*TASK DIRECTIONS*:
Transcribe the records in full, keeping every character as it is.

Data records:
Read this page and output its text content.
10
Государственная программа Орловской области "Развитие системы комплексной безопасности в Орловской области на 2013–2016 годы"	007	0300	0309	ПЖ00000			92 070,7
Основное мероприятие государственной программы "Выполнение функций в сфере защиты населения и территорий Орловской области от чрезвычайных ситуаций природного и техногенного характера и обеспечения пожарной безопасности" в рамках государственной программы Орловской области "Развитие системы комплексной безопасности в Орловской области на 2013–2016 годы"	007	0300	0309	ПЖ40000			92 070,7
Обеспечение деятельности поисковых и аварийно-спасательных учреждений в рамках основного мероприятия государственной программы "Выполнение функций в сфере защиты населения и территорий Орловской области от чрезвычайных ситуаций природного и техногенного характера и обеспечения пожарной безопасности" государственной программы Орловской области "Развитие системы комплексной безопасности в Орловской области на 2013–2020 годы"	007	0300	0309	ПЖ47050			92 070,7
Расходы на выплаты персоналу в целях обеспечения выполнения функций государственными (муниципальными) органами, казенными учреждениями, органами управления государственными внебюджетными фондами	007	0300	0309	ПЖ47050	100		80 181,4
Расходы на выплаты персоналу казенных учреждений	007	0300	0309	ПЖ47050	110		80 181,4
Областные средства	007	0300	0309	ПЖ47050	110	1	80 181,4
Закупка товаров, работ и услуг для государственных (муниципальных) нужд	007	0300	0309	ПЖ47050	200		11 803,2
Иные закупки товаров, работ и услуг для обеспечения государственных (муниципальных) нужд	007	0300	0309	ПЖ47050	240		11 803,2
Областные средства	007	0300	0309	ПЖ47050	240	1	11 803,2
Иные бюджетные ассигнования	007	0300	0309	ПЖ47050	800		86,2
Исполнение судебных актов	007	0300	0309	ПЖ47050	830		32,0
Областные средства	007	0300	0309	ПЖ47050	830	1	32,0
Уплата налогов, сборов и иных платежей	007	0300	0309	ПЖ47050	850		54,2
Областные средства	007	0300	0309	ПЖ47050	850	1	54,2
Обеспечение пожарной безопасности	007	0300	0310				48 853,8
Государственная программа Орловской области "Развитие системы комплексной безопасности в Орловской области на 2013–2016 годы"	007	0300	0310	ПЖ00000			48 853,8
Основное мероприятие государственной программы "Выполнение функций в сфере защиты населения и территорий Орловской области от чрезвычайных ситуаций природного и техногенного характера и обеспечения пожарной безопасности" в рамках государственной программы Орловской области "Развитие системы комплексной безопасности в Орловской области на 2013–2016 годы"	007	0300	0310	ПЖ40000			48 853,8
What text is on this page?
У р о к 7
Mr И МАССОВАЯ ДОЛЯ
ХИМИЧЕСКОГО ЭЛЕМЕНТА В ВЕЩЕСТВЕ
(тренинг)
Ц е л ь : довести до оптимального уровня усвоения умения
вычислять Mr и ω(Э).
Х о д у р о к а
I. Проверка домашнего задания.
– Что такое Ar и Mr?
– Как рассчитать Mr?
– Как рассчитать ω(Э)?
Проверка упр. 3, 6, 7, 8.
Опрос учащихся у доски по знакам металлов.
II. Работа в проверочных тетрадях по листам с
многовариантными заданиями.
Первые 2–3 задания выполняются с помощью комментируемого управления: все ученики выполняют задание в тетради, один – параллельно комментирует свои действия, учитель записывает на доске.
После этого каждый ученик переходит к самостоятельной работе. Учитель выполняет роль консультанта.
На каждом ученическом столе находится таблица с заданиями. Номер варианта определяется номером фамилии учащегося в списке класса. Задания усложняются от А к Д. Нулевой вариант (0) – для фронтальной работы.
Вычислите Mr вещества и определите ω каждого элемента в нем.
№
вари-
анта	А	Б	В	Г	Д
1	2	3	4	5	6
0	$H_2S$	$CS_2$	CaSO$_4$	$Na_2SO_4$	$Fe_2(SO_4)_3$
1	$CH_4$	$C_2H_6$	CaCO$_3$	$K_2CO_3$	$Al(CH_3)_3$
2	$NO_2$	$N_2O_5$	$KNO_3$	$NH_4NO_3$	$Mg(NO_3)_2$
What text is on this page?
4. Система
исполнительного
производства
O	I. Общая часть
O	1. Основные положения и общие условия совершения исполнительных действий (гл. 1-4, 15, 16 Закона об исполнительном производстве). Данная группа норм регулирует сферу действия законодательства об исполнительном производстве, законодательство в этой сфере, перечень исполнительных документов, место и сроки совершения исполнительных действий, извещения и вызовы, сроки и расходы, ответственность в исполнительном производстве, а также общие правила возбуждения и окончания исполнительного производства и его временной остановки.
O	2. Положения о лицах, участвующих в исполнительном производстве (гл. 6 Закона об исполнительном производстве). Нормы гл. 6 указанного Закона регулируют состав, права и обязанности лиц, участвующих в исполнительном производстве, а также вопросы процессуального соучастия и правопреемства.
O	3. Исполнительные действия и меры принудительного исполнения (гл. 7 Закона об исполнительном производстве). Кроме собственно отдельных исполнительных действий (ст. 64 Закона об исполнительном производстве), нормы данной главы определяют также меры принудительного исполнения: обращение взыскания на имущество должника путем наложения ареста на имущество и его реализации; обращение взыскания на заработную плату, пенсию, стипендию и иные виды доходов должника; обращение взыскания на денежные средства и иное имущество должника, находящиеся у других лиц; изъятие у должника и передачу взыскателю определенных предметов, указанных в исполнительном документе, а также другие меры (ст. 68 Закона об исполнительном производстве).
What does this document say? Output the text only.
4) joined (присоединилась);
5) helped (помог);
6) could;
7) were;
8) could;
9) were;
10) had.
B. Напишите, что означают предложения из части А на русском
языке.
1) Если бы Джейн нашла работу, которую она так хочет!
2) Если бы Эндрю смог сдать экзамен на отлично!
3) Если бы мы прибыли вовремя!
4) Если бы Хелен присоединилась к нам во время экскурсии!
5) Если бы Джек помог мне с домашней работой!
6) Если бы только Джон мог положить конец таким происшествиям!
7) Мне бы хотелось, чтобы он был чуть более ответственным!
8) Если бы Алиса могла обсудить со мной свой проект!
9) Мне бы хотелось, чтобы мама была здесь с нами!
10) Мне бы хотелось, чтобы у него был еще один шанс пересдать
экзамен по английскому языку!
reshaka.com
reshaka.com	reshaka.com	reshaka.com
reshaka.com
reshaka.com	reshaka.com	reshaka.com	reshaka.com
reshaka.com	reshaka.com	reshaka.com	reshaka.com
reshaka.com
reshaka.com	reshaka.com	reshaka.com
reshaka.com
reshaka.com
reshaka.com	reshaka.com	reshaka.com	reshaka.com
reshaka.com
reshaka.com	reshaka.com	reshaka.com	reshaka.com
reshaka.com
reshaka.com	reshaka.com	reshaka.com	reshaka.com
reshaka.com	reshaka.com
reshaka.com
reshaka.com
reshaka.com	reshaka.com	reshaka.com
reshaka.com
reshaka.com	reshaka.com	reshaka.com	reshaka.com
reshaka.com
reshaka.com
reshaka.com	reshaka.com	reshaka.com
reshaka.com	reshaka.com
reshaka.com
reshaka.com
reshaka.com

*OUTPUT BELOW*:
Read this page and output its text content.
10
Государственная программа Орловской области "Развитие системы комплексной безопасности в Орловской области на 2013–2016 годы"	007	0300	0309	ПЖ00000			92 070,7
Основное мероприятие государственной программы "Выполнение функций в сфере защиты населения и территорий Орловской области от чрезвычайных ситуаций природного и техногенного характера и обеспечения пожарной безопасности" в рамках государственной программы Орловской области "Развитие системы комплексной безопасности в Орловской области на 2013–2016 годы"	007	0300	0309	ПЖ40000			92 070,7
Обеспечение деятельности поисковых и аварийно-спасательных учреждений в рамках основного мероприятия государственной программы "Выполнение функций в сфере защиты населения и территорий Орловской области от чрезвычайных ситуаций природного и техногенного характера и обеспечения пожарной безопасности" государственной программы Орловской области "Развитие системы комплексной безопасности в Орловской области на 2013–2020 годы"	007	0300	0309	ПЖ47050			92 070,7
Расходы на выплаты персоналу в целях обеспечения выполнения функций государственными (муниципальными) органами, казенными учреждениями, органами управления государственными внебюджетными фондами	007	0300	0309	ПЖ47050	100		80 181,4
Расходы на выплаты персоналу казенных учреждений	007	0300	0309	ПЖ47050	110		80 181,4
Областные средства	007	0300	0309	ПЖ47050	110	1	80 181,4
Закупка товаров, работ и услуг для государственных (муниципальных) нужд	007	0300	0309	ПЖ47050	200		11 803,2
Иные закупки товаров, работ и услуг для обеспечения государственных (муниципальных) нужд	007	0300	0309	ПЖ47050	240		11 803,2
Областные средства	007	0300	0309	ПЖ47050	240	1	11 803,2
Иные бюджетные ассигнования	007	0300	0309	ПЖ47050	800		86,2
Исполнение судебных актов	007	0300	0309	ПЖ47050	830		32,0
Областные средства	007	0300	0309	ПЖ47050	830	1	32,0
Уплата налогов, сборов и иных платежей	007	0300	0309	ПЖ47050	850		54,2
Областные средства	007	0300	0309	ПЖ47050	850	1	54,2
Обеспечение пожарной безопасности	007	0300	0310				48 853,8
Государственная программа Орловской области "Развитие системы комплексной безопасности в Орловской области на 2013–2016 годы"	007	0300	0310	ПЖ00000			48 853,8
Основное мероприятие государственной программы "Выполнение функций в сфере защиты населения и территорий Орловской области от чрезвычайных ситуаций природного и техногенного характера и обеспечения пожарной безопасности" в рамках государственной программы Орловской области "Развитие системы комплексной безопасности в Орловской области на 2013–2016 годы"	007	0300	0310	ПЖ40000			48 853,8
What text is on this page?
У р о к 7
Mr И МАССОВАЯ ДОЛЯ
ХИМИЧЕСКОГО ЭЛЕМЕНТА В ВЕЩЕСТВЕ
(тренинг)
Ц е л ь : довести до оптимального уровня усвоения умения
вычислять Mr и ω(Э).
Х о д у р о к а
I. Проверка домашнего задания.
– Что такое Ar и Mr?
– Как рассчитать Mr?
– Как рассчитать ω(Э)?
Проверка упр. 3, 6, 7, 8.
Опрос учащихся у доски по знакам металлов.
II. Работа в проверочных тетрадях по листам с
многовариантными заданиями.
Первые 2–3 задания выполняются с помощью комментируемого управления: все ученики выполняют задание в тетради, один – параллельно комментирует свои действия, учитель записывает на доске.
После этого каждый ученик переходит к самостоятельной работе. Учитель выполняет роль консультанта.
На каждом ученическом столе находится таблица с заданиями. Номер варианта определяется номером фамилии учащегося в списке класса. Задания усложняются от А к Д. Нулевой вариант (0) – для фронтальной работы.
Вычислите Mr вещества и определите ω каждого элемента в нем.
№
вари-
анта	А	Б	В	Г	Д
1	2	3	4	5	6
0	$H_2S$	$CS_2$	CaSO$_4$	$Na_2SO_4$	$Fe_2(SO_4)_3$
1	$CH_4$	$C_2H_6$	CaCO$_3$	$K_2CO_3$	$Al(CH_3)_3$
2	$NO_2$	$N_2O_5$	$KNO_3$	$NH_4NO_3$	$Mg(NO_3)_2$
What text is on this page?
4. Система
исполнительного
производства
O	I. Общая часть
O	1. Основные положения и общие условия совершения исполнительных действий (гл. 1-4, 15, 16 Закона об исполнительном производстве). Данная группа норм регулирует сферу действия законодательства об исполнительном производстве, законодательство в этой сфере, перечень исполнительных документов, место и сроки совершения исполнительных действий, извещения и вызовы, сроки и расходы, ответственность в исполнительном производстве, а также общие правила возбуждения и окончания исполнительного производства и его временной остановки.
O	2. Положения о лицах, участвующих в исполнительном производстве (гл. 6 Закона об исполнительном производстве). Нормы гл. 6 указанного Закона регулируют состав, права и обязанности лиц, участвующих в исполнительном производстве, а также вопросы процессуального соучастия и правопреемства.
O	3. Исполнительные действия и меры принудительного исполнения (гл. 7 Закона об исполнительном производстве). Кроме собственно отдельных исполнительных действий (ст. 64 Закона об исполнительном производстве), нормы данной главы определяют также меры принудительного исполнения: обращение взыскания на имущество должника путем наложения ареста на имущество и его реализации; обращение взыскания на заработную плату, пенсию, стипендию и иные виды доходов должника; обращение взыскания на денежные средства и иное имущество должника, находящиеся у других лиц; изъятие у должника и передачу взыскателю определенных предметов, указанных в исполнительном документе, а также другие меры (ст. 68 Закона об исполнительном производстве).
What does this document say? Output the text only.
4) joined (присоединилась);
5) helped (помог);
6) could;
7) were;
8) could;
9) were;
10) had.
B. Напишите, что означают предложения из части А на русском
языке.
1) Если бы Джейн нашла работу, которую она так хочет!
2) Если бы Эндрю смог сдать экзамен на отлично!
3) Если бы мы прибыли вовремя!
4) Если бы Хелен присоединилась к нам во время экскурсии!
5) Если бы Джек помог мне с домашней работой!
6) Если бы только Джон мог положить конец таким происшествиям!
7) Мне бы хотелось, чтобы он был чуть более ответственным!
8) Если бы Алиса могла обсудить со мной свой проект!
9) Мне бы хотелось, чтобы мама была здесь с нами!
10) Мне бы хотелось, чтобы у него был еще один шанс пересдать
экзамен по английскому языку!
reshaka.com
reshaka.com	reshaka.com	reshaka.com
reshaka.com
reshaka.com	reshaka.com	reshaka.com	reshaka.com
reshaka.com	reshaka.com	reshaka.com	reshaka.com
reshaka.com
reshaka.com	reshaka.com	reshaka.com
reshaka.com
reshaka.com
reshaka.com	reshaka.com	reshaka.com	reshaka.com
reshaka.com
reshaka.com	reshaka.com	reshaka.com	reshaka.com
reshaka.com
reshaka.com	reshaka.com	reshaka.com	reshaka.com
reshaka.com	reshaka.com
reshaka.com
reshaka.com
reshaka.com	reshaka.com	reshaka.com
reshaka.com
reshaka.com	reshaka.com	reshaka.com	reshaka.com
reshaka.com
reshaka.com
reshaka.com	reshaka.com	reshaka.com
reshaka.com	reshaka.com
reshaka.com
reshaka.com
reshaka.com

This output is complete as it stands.